Task instructions: Reproduce each of the following rows verbatim, with no changes of any kind.

Bounding box annotations:
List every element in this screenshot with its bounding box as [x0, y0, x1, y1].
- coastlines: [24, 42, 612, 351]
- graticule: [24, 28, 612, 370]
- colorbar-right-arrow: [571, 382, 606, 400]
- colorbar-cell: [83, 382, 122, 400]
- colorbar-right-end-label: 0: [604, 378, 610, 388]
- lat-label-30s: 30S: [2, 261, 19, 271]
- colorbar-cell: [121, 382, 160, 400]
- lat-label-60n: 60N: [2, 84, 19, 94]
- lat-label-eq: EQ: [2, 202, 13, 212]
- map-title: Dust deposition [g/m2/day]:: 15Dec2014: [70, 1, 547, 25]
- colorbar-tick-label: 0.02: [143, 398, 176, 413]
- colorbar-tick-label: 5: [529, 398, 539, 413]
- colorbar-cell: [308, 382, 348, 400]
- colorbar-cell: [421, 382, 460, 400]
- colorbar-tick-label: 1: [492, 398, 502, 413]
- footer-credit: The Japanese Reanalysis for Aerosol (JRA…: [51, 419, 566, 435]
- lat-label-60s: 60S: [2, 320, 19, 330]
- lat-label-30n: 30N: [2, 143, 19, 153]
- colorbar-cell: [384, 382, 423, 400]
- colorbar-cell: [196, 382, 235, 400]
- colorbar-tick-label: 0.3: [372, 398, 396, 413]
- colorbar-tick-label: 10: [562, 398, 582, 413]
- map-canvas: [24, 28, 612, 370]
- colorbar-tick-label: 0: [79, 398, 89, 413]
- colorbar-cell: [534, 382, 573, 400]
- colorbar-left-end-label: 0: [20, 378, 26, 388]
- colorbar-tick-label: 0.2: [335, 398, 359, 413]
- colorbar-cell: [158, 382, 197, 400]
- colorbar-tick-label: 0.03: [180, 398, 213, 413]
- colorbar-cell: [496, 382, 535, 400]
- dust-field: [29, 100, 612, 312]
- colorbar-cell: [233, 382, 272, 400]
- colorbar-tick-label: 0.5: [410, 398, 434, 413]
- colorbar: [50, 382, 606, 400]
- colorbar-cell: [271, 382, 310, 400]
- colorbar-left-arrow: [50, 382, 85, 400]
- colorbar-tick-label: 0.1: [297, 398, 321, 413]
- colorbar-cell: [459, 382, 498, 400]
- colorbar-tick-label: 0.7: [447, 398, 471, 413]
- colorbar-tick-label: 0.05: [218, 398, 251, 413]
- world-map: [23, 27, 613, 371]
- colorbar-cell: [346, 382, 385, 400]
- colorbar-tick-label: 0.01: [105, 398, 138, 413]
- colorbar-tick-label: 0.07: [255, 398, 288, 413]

Exercise response:
List every element in this screenshot with its bounding box as [x0, y0, x1, y1].
- coastlines: [24, 42, 612, 351]
- graticule: [24, 28, 612, 370]
- colorbar-right-arrow: [571, 382, 606, 400]
- colorbar-cell: [83, 382, 122, 400]
- colorbar-right-end-label: 0: [604, 378, 610, 388]
- lat-label-30s: 30S: [2, 261, 19, 271]
- colorbar-cell: [121, 382, 160, 400]
- lat-label-60n: 60N: [2, 84, 19, 94]
- lat-label-eq: EQ: [2, 202, 13, 212]
- map-title: Dust deposition [g/m2/day]:: 15Dec2014: [70, 1, 547, 25]
- colorbar-tick-label: 0.02: [143, 398, 176, 413]
- colorbar-tick-label: 5: [529, 398, 539, 413]
- colorbar-cell: [308, 382, 348, 400]
- colorbar-cell: [421, 382, 460, 400]
- colorbar-tick-label: 1: [492, 398, 502, 413]
- footer-credit: The Japanese Reanalysis for Aerosol (JRA…: [51, 419, 566, 435]
- lat-label-60s: 60S: [2, 320, 19, 330]
- lat-label-30n: 30N: [2, 143, 19, 153]
- colorbar-cell: [384, 382, 423, 400]
- colorbar-cell: [196, 382, 235, 400]
- colorbar-tick-label: 0.3: [372, 398, 396, 413]
- colorbar-tick-label: 10: [562, 398, 582, 413]
- map-canvas: [24, 28, 612, 370]
- colorbar-tick-label: 0: [79, 398, 89, 413]
- colorbar-cell: [534, 382, 573, 400]
- colorbar-left-end-label: 0: [20, 378, 26, 388]
- colorbar-tick-label: 0.2: [335, 398, 359, 413]
- colorbar-cell: [158, 382, 197, 400]
- colorbar-tick-label: 0.03: [180, 398, 213, 413]
- colorbar-cell: [496, 382, 535, 400]
- dust-field: [29, 100, 612, 312]
- colorbar-cell: [233, 382, 272, 400]
- colorbar-tick-label: 0.5: [410, 398, 434, 413]
- colorbar: [50, 382, 606, 400]
- colorbar-cell: [271, 382, 310, 400]
- colorbar-left-arrow: [50, 382, 85, 400]
- colorbar-tick-label: 0.1: [297, 398, 321, 413]
- colorbar-cell: [459, 382, 498, 400]
- colorbar-tick-label: 0.7: [447, 398, 471, 413]
- colorbar-tick-label: 0.05: [218, 398, 251, 413]
- world-map: [23, 27, 613, 371]
- colorbar-cell: [346, 382, 385, 400]
- colorbar-tick-label: 0.01: [105, 398, 138, 413]
- colorbar-tick-label: 0.07: [255, 398, 288, 413]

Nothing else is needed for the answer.